── LISTED ENTRIES ──
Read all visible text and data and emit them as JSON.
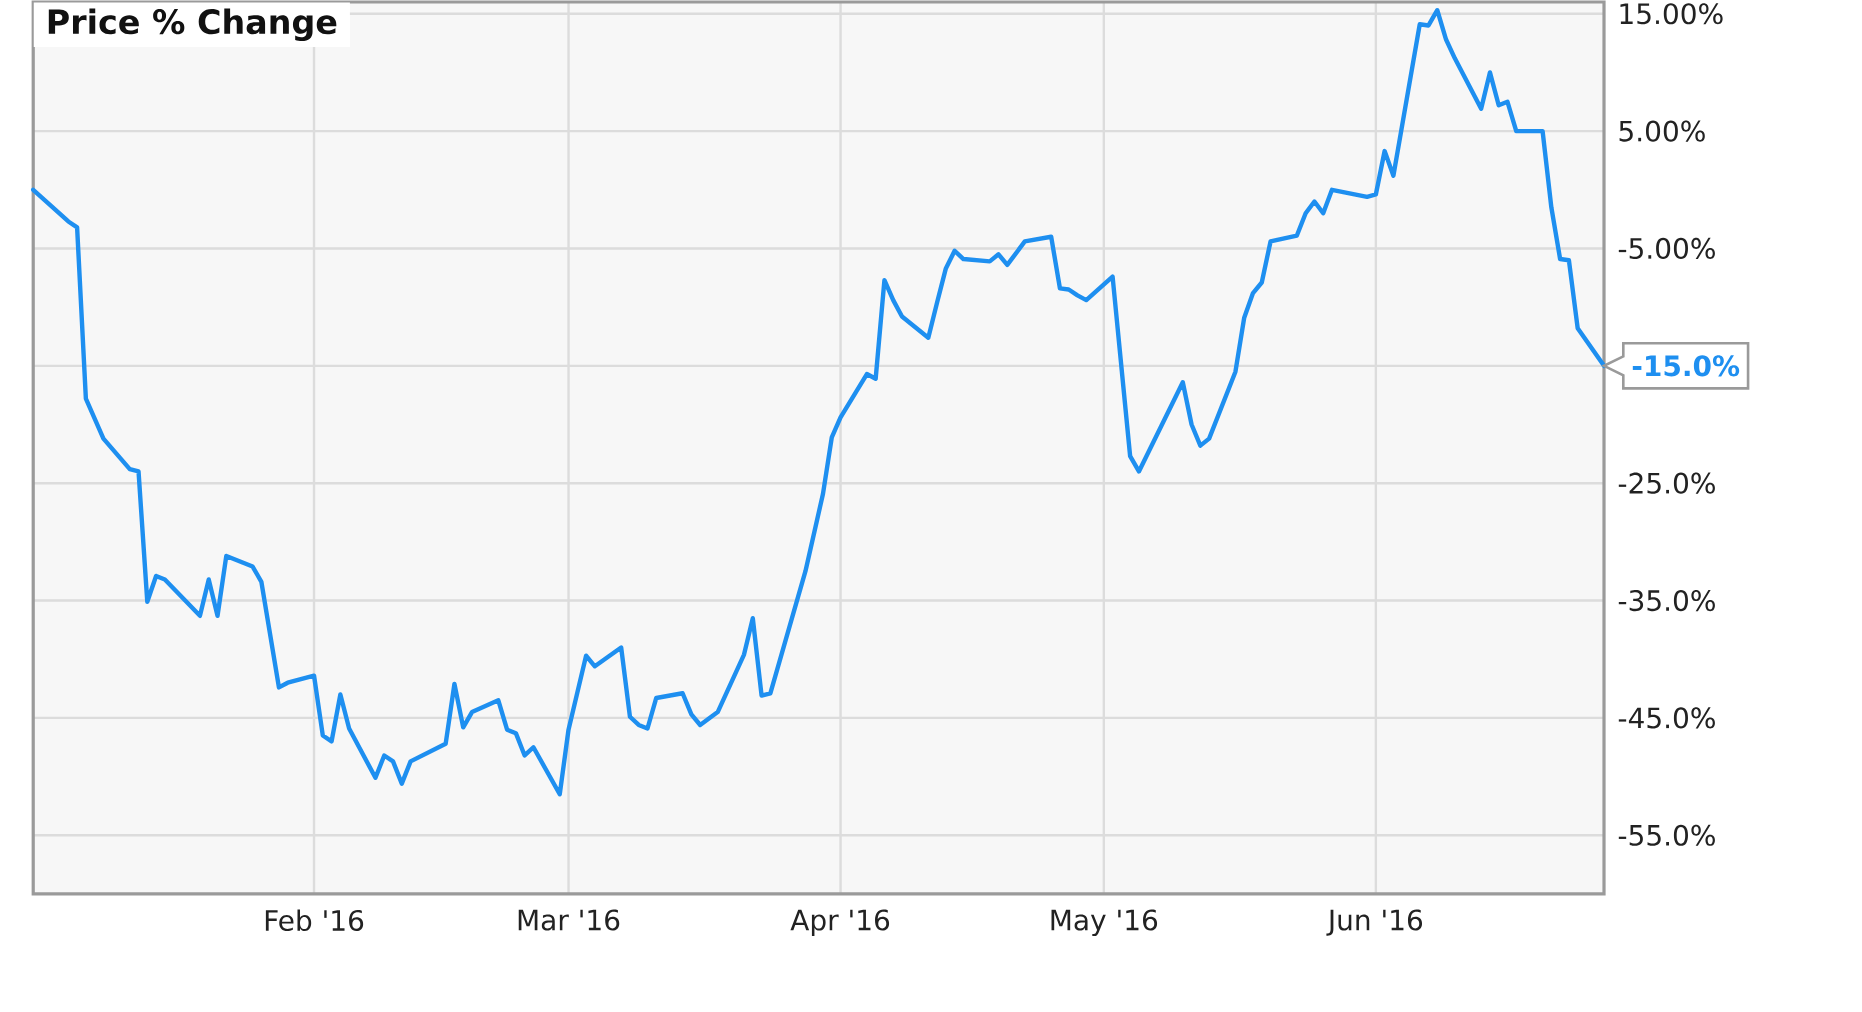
{
  "chart_data": {
    "type": "line",
    "title": "Price % Change",
    "x": [
      "2015-12-31",
      "2016-01-04",
      "2016-01-05",
      "2016-01-06",
      "2016-01-08",
      "2016-01-11",
      "2016-01-12",
      "2016-01-13",
      "2016-01-14",
      "2016-01-15",
      "2016-01-19",
      "2016-01-20",
      "2016-01-21",
      "2016-01-22",
      "2016-01-25",
      "2016-01-26",
      "2016-01-28",
      "2016-01-29",
      "2016-02-01",
      "2016-02-02",
      "2016-02-03",
      "2016-02-04",
      "2016-02-05",
      "2016-02-08",
      "2016-02-09",
      "2016-02-10",
      "2016-02-11",
      "2016-02-12",
      "2016-02-16",
      "2016-02-17",
      "2016-02-18",
      "2016-02-19",
      "2016-02-22",
      "2016-02-23",
      "2016-02-24",
      "2016-02-25",
      "2016-02-26",
      "2016-02-29",
      "2016-03-01",
      "2016-03-03",
      "2016-03-04",
      "2016-03-07",
      "2016-03-08",
      "2016-03-09",
      "2016-03-10",
      "2016-03-11",
      "2016-03-14",
      "2016-03-15",
      "2016-03-16",
      "2016-03-18",
      "2016-03-21",
      "2016-03-22",
      "2016-03-23",
      "2016-03-24",
      "2016-03-28",
      "2016-03-29",
      "2016-03-30",
      "2016-03-31",
      "2016-04-01",
      "2016-04-04",
      "2016-04-05",
      "2016-04-06",
      "2016-04-07",
      "2016-04-08",
      "2016-04-11",
      "2016-04-12",
      "2016-04-13",
      "2016-04-14",
      "2016-04-15",
      "2016-04-18",
      "2016-04-19",
      "2016-04-20",
      "2016-04-22",
      "2016-04-25",
      "2016-04-26",
      "2016-04-27",
      "2016-04-28",
      "2016-04-29",
      "2016-05-02",
      "2016-05-04",
      "2016-05-05",
      "2016-05-10",
      "2016-05-11",
      "2016-05-12",
      "2016-05-13",
      "2016-05-16",
      "2016-05-17",
      "2016-05-18",
      "2016-05-19",
      "2016-05-20",
      "2016-05-23",
      "2016-05-24",
      "2016-05-25",
      "2016-05-26",
      "2016-05-27",
      "2016-05-31",
      "2016-06-01",
      "2016-06-02",
      "2016-06-03",
      "2016-06-06",
      "2016-06-07",
      "2016-06-08",
      "2016-06-09",
      "2016-06-10",
      "2016-06-13",
      "2016-06-14",
      "2016-06-15",
      "2016-06-16",
      "2016-06-17",
      "2016-06-20",
      "2016-06-21",
      "2016-06-22",
      "2016-06-23",
      "2016-06-24",
      "2016-06-27"
    ],
    "series": [
      {
        "color": "#1e8ff0",
        "values": [
          0.0,
          -2.7,
          -3.2,
          -17.8,
          -21.2,
          -23.8,
          -24.0,
          -35.1,
          -32.9,
          -33.2,
          -36.3,
          -33.2,
          -36.3,
          -31.2,
          -32.1,
          -33.4,
          -42.4,
          -42.0,
          -41.4,
          -46.5,
          -47.0,
          -43.0,
          -45.9,
          -50.1,
          -48.2,
          -48.7,
          -50.6,
          -48.7,
          -47.2,
          -42.1,
          -45.8,
          -44.5,
          -43.5,
          -46.0,
          -46.3,
          -48.2,
          -47.5,
          -51.5,
          -46.0,
          -39.7,
          -40.6,
          -39.0,
          -44.9,
          -45.6,
          -45.9,
          -43.3,
          -42.9,
          -44.7,
          -45.6,
          -44.5,
          -39.6,
          -36.5,
          -43.1,
          -42.9,
          -32.5,
          -29.2,
          -25.9,
          -21.1,
          -19.4,
          -15.7,
          -16.1,
          -7.7,
          -9.4,
          -10.8,
          -12.6,
          -9.6,
          -6.7,
          -5.2,
          -5.9,
          -6.1,
          -5.5,
          -6.4,
          -4.4,
          -4.0,
          -8.4,
          -8.5,
          -9.0,
          -9.4,
          -7.4,
          -22.7,
          -24.0,
          -16.4,
          -20.0,
          -21.8,
          -21.2,
          -15.5,
          -10.9,
          -8.8,
          -7.9,
          -4.4,
          -3.9,
          -2.0,
          -1.0,
          -2.0,
          0.0,
          -0.6,
          -0.4,
          3.3,
          1.2,
          14.1,
          14.0,
          15.3,
          12.8,
          11.2,
          6.9,
          10.0,
          7.2,
          7.5,
          5.0,
          5.0,
          -1.5,
          -5.9,
          -6.0,
          -11.8,
          -15.0
        ]
      }
    ],
    "xlim": [
      "2015-12-31",
      "2016-06-27"
    ],
    "xticks": [
      {
        "value": "2016-02-01",
        "label": "Feb '16"
      },
      {
        "value": "2016-03-01",
        "label": "Mar '16"
      },
      {
        "value": "2016-04-01",
        "label": "Apr '16"
      },
      {
        "value": "2016-05-01",
        "label": "May '16"
      },
      {
        "value": "2016-06-01",
        "label": "Jun '16"
      }
    ],
    "ylim": [
      -60,
      16
    ],
    "yticks": [
      {
        "value": 15,
        "label": "15.00%"
      },
      {
        "value": 5,
        "label": "5.00%"
      },
      {
        "value": -5,
        "label": "-5.00%"
      },
      {
        "value": -15,
        "label": null
      },
      {
        "value": -25,
        "label": "-25.0%"
      },
      {
        "value": -35,
        "label": "-35.0%"
      },
      {
        "value": -45,
        "label": "-45.0%"
      },
      {
        "value": -55,
        "label": "-55.0%"
      }
    ],
    "grid": true,
    "annotations": [
      {
        "text": "-15.0%",
        "x": "2016-06-27",
        "y": -15.0
      }
    ]
  }
}
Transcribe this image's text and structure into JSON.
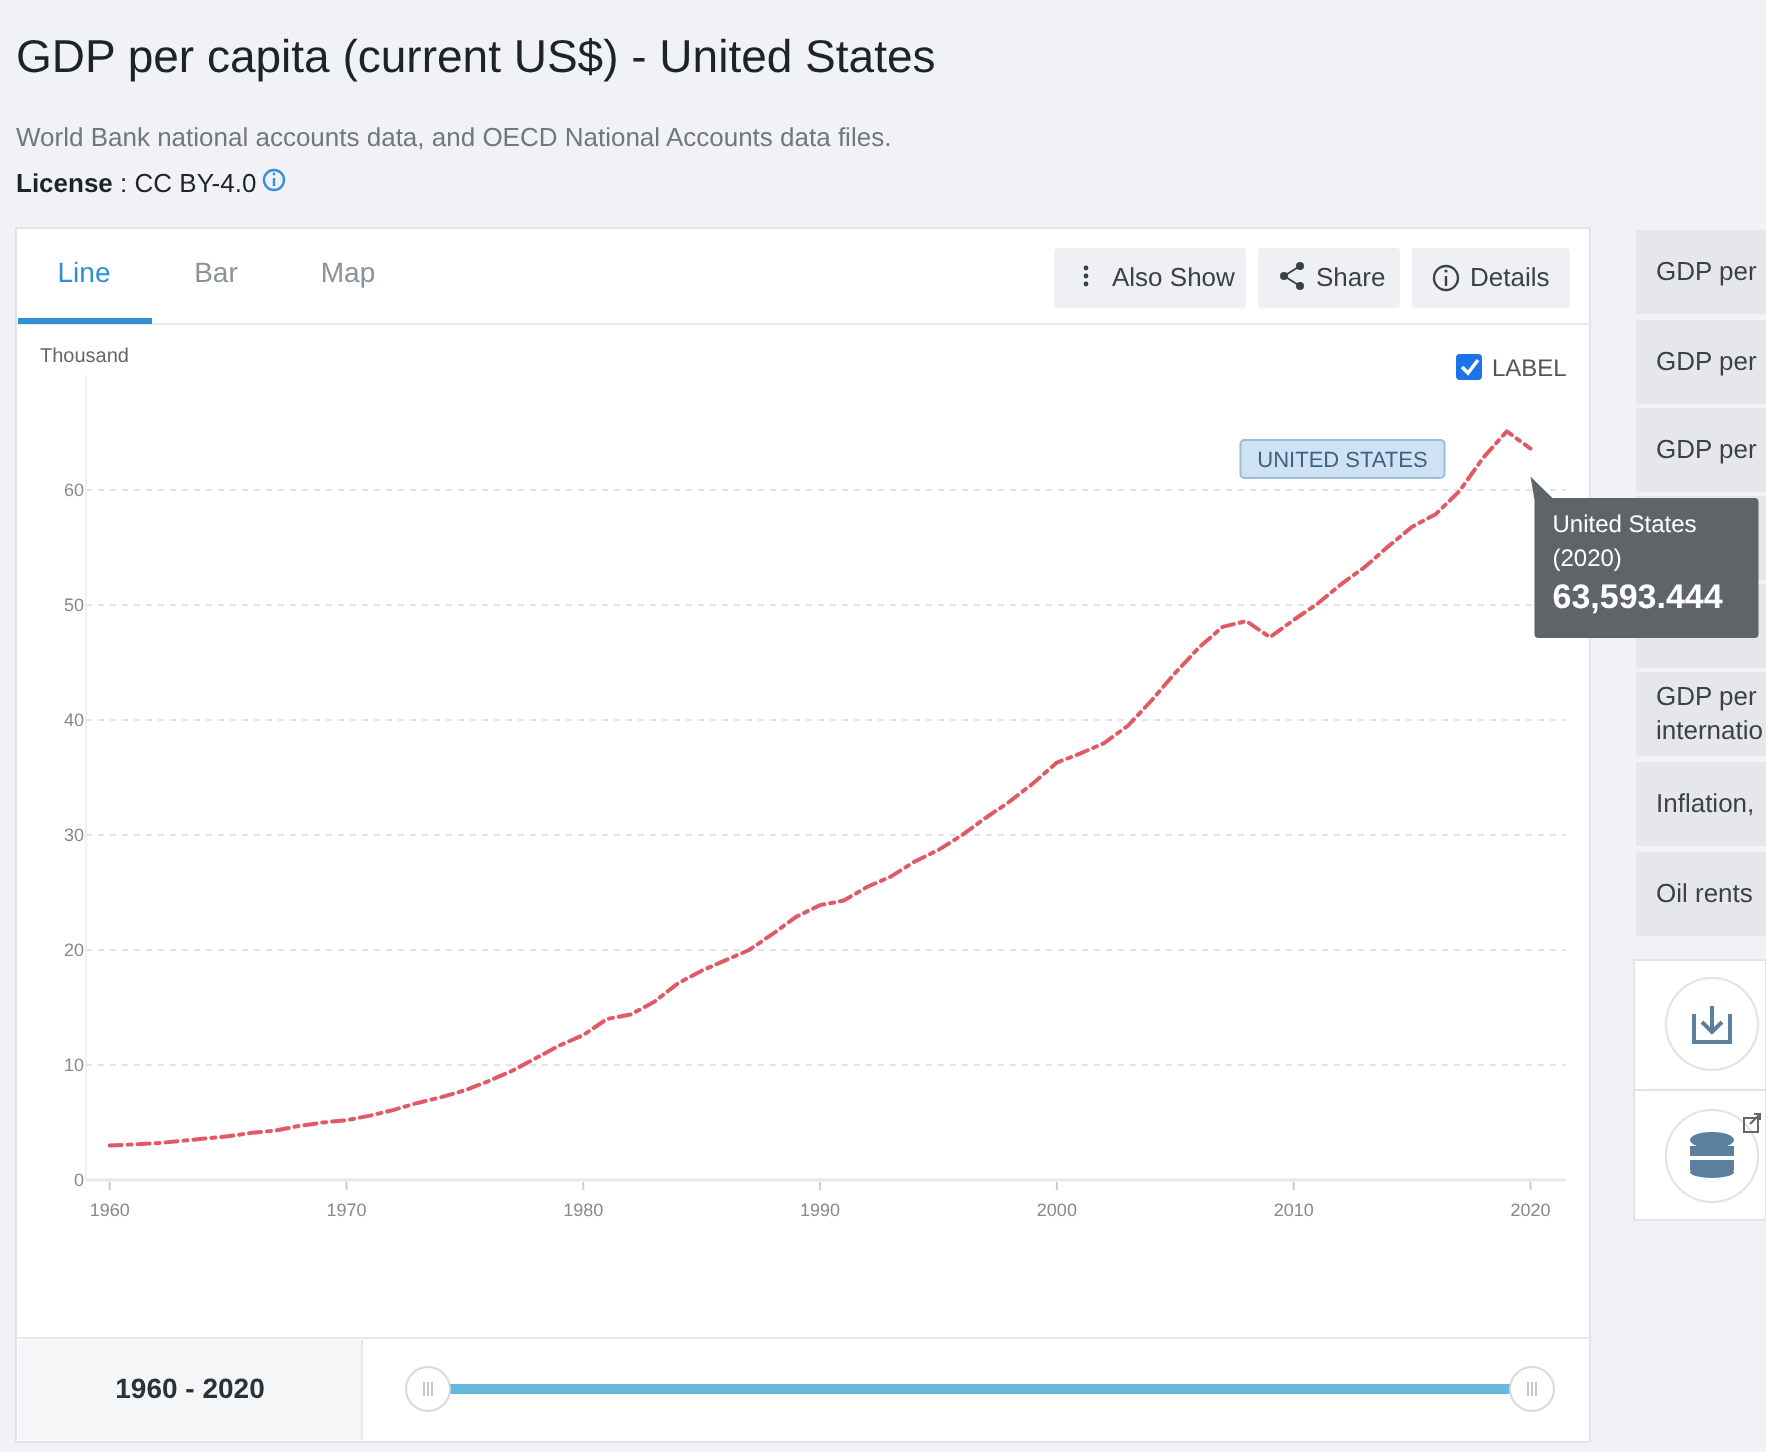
{
  "chart_data": {
    "type": "line",
    "title": "GDP per capita (current US$) - United States",
    "subtitle": "World Bank national accounts data, and OECD National Accounts data files.",
    "ylabel": "Thousand",
    "x": [
      1960,
      1961,
      1962,
      1963,
      1964,
      1965,
      1966,
      1967,
      1968,
      1969,
      1970,
      1971,
      1972,
      1973,
      1974,
      1975,
      1976,
      1977,
      1978,
      1979,
      1980,
      1981,
      1982,
      1983,
      1984,
      1985,
      1986,
      1987,
      1988,
      1989,
      1990,
      1991,
      1992,
      1993,
      1994,
      1995,
      1996,
      1997,
      1998,
      1999,
      2000,
      2001,
      2002,
      2003,
      2004,
      2005,
      2006,
      2007,
      2008,
      2009,
      2010,
      2011,
      2012,
      2013,
      2014,
      2015,
      2016,
      2017,
      2018,
      2019,
      2020
    ],
    "series": [
      {
        "name": "UNITED STATES",
        "color": "#e05a65",
        "values": [
          3.0,
          3.1,
          3.2,
          3.4,
          3.6,
          3.8,
          4.1,
          4.3,
          4.7,
          5.0,
          5.2,
          5.6,
          6.1,
          6.7,
          7.2,
          7.8,
          8.6,
          9.5,
          10.6,
          11.7,
          12.6,
          14.0,
          14.4,
          15.5,
          17.1,
          18.2,
          19.1,
          20.0,
          21.4,
          22.9,
          23.9,
          24.3,
          25.5,
          26.4,
          27.7,
          28.7,
          30.0,
          31.5,
          32.9,
          34.5,
          36.3,
          37.1,
          38.0,
          39.5,
          41.7,
          44.1,
          46.3,
          48.1,
          48.6,
          47.2,
          48.7,
          50.1,
          51.8,
          53.3,
          55.1,
          56.8,
          57.9,
          59.9,
          62.8,
          65.1,
          63.6
        ]
      }
    ],
    "xlim": [
      1959,
      2021.5
    ],
    "ylim": [
      0,
      70
    ],
    "xticks": [
      1960,
      1970,
      1980,
      1990,
      2000,
      2010,
      2020
    ],
    "yticks": [
      0,
      10,
      20,
      30,
      40,
      50,
      60
    ],
    "grid": "y",
    "legend": false,
    "marker": "none",
    "line_style": "dashed",
    "annotations": [
      "License : CC BY-4.0",
      "Line",
      "Bar",
      "Map",
      "Also Show",
      "Share",
      "Details",
      "LABEL",
      "GDP per",
      "GDP per",
      "GDP per",
      "GDP per\ninternatio",
      "Inflation,",
      "Oil rents",
      "1960 - 2020",
      {
        "text": "United States\n(2020)\n63,593.444",
        "x": 2020,
        "y": 63.6
      }
    ]
  }
}
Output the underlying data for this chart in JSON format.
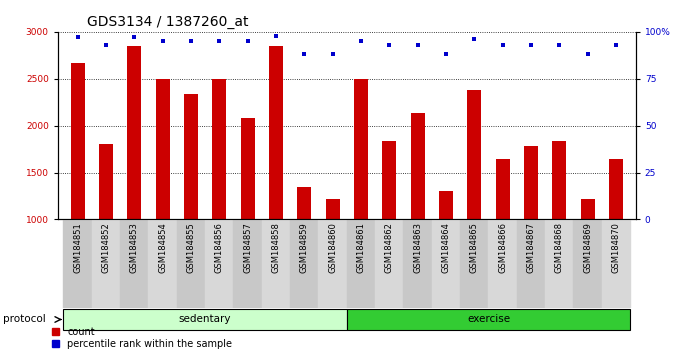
{
  "title": "GDS3134 / 1387260_at",
  "samples": [
    "GSM184851",
    "GSM184852",
    "GSM184853",
    "GSM184854",
    "GSM184855",
    "GSM184856",
    "GSM184857",
    "GSM184858",
    "GSM184859",
    "GSM184860",
    "GSM184861",
    "GSM184862",
    "GSM184863",
    "GSM184864",
    "GSM184865",
    "GSM184866",
    "GSM184867",
    "GSM184868",
    "GSM184869",
    "GSM184870"
  ],
  "counts": [
    2670,
    1800,
    2850,
    2500,
    2340,
    2500,
    2080,
    2850,
    1350,
    1220,
    2500,
    1840,
    2140,
    1300,
    2380,
    1650,
    1780,
    1840,
    1220,
    1650
  ],
  "percentiles": [
    97,
    93,
    97,
    95,
    95,
    95,
    95,
    98,
    88,
    88,
    95,
    93,
    93,
    88,
    96,
    93,
    93,
    93,
    88,
    93
  ],
  "ylim_left": [
    1000,
    3000
  ],
  "ylim_right": [
    0,
    100
  ],
  "yticks_left": [
    1000,
    1500,
    2000,
    2500,
    3000
  ],
  "yticks_right": [
    0,
    25,
    50,
    75,
    100
  ],
  "bar_color": "#cc0000",
  "dot_color": "#0000cc",
  "group1_label": "sedentary",
  "group2_label": "exercise",
  "group1_count": 10,
  "group2_count": 10,
  "group1_bg": "#ccffcc",
  "group2_bg": "#33cc33",
  "xlabels_bg": "#d8d8d8",
  "protocol_label": "protocol",
  "legend_count_label": "count",
  "legend_pct_label": "percentile rank within the sample",
  "title_fontsize": 10,
  "tick_fontsize": 6,
  "label_fontsize": 7.5,
  "legend_fontsize": 7
}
───
Reproduce word for word the lines running from the line with "Output the underlying" through the end of the data, both included, and nothing else; leave out the pictures.

Output the underlying data for this chart in JSON format.
{
  "title": "GDS3134 / 1387260_at",
  "samples": [
    "GSM184851",
    "GSM184852",
    "GSM184853",
    "GSM184854",
    "GSM184855",
    "GSM184856",
    "GSM184857",
    "GSM184858",
    "GSM184859",
    "GSM184860",
    "GSM184861",
    "GSM184862",
    "GSM184863",
    "GSM184864",
    "GSM184865",
    "GSM184866",
    "GSM184867",
    "GSM184868",
    "GSM184869",
    "GSM184870"
  ],
  "counts": [
    2670,
    1800,
    2850,
    2500,
    2340,
    2500,
    2080,
    2850,
    1350,
    1220,
    2500,
    1840,
    2140,
    1300,
    2380,
    1650,
    1780,
    1840,
    1220,
    1650
  ],
  "percentiles": [
    97,
    93,
    97,
    95,
    95,
    95,
    95,
    98,
    88,
    88,
    95,
    93,
    93,
    88,
    96,
    93,
    93,
    93,
    88,
    93
  ],
  "ylim_left": [
    1000,
    3000
  ],
  "ylim_right": [
    0,
    100
  ],
  "yticks_left": [
    1000,
    1500,
    2000,
    2500,
    3000
  ],
  "yticks_right": [
    0,
    25,
    50,
    75,
    100
  ],
  "bar_color": "#cc0000",
  "dot_color": "#0000cc",
  "group1_label": "sedentary",
  "group2_label": "exercise",
  "group1_count": 10,
  "group2_count": 10,
  "group1_bg": "#ccffcc",
  "group2_bg": "#33cc33",
  "xlabels_bg": "#d8d8d8",
  "protocol_label": "protocol",
  "legend_count_label": "count",
  "legend_pct_label": "percentile rank within the sample",
  "title_fontsize": 10,
  "tick_fontsize": 6,
  "label_fontsize": 7.5,
  "legend_fontsize": 7
}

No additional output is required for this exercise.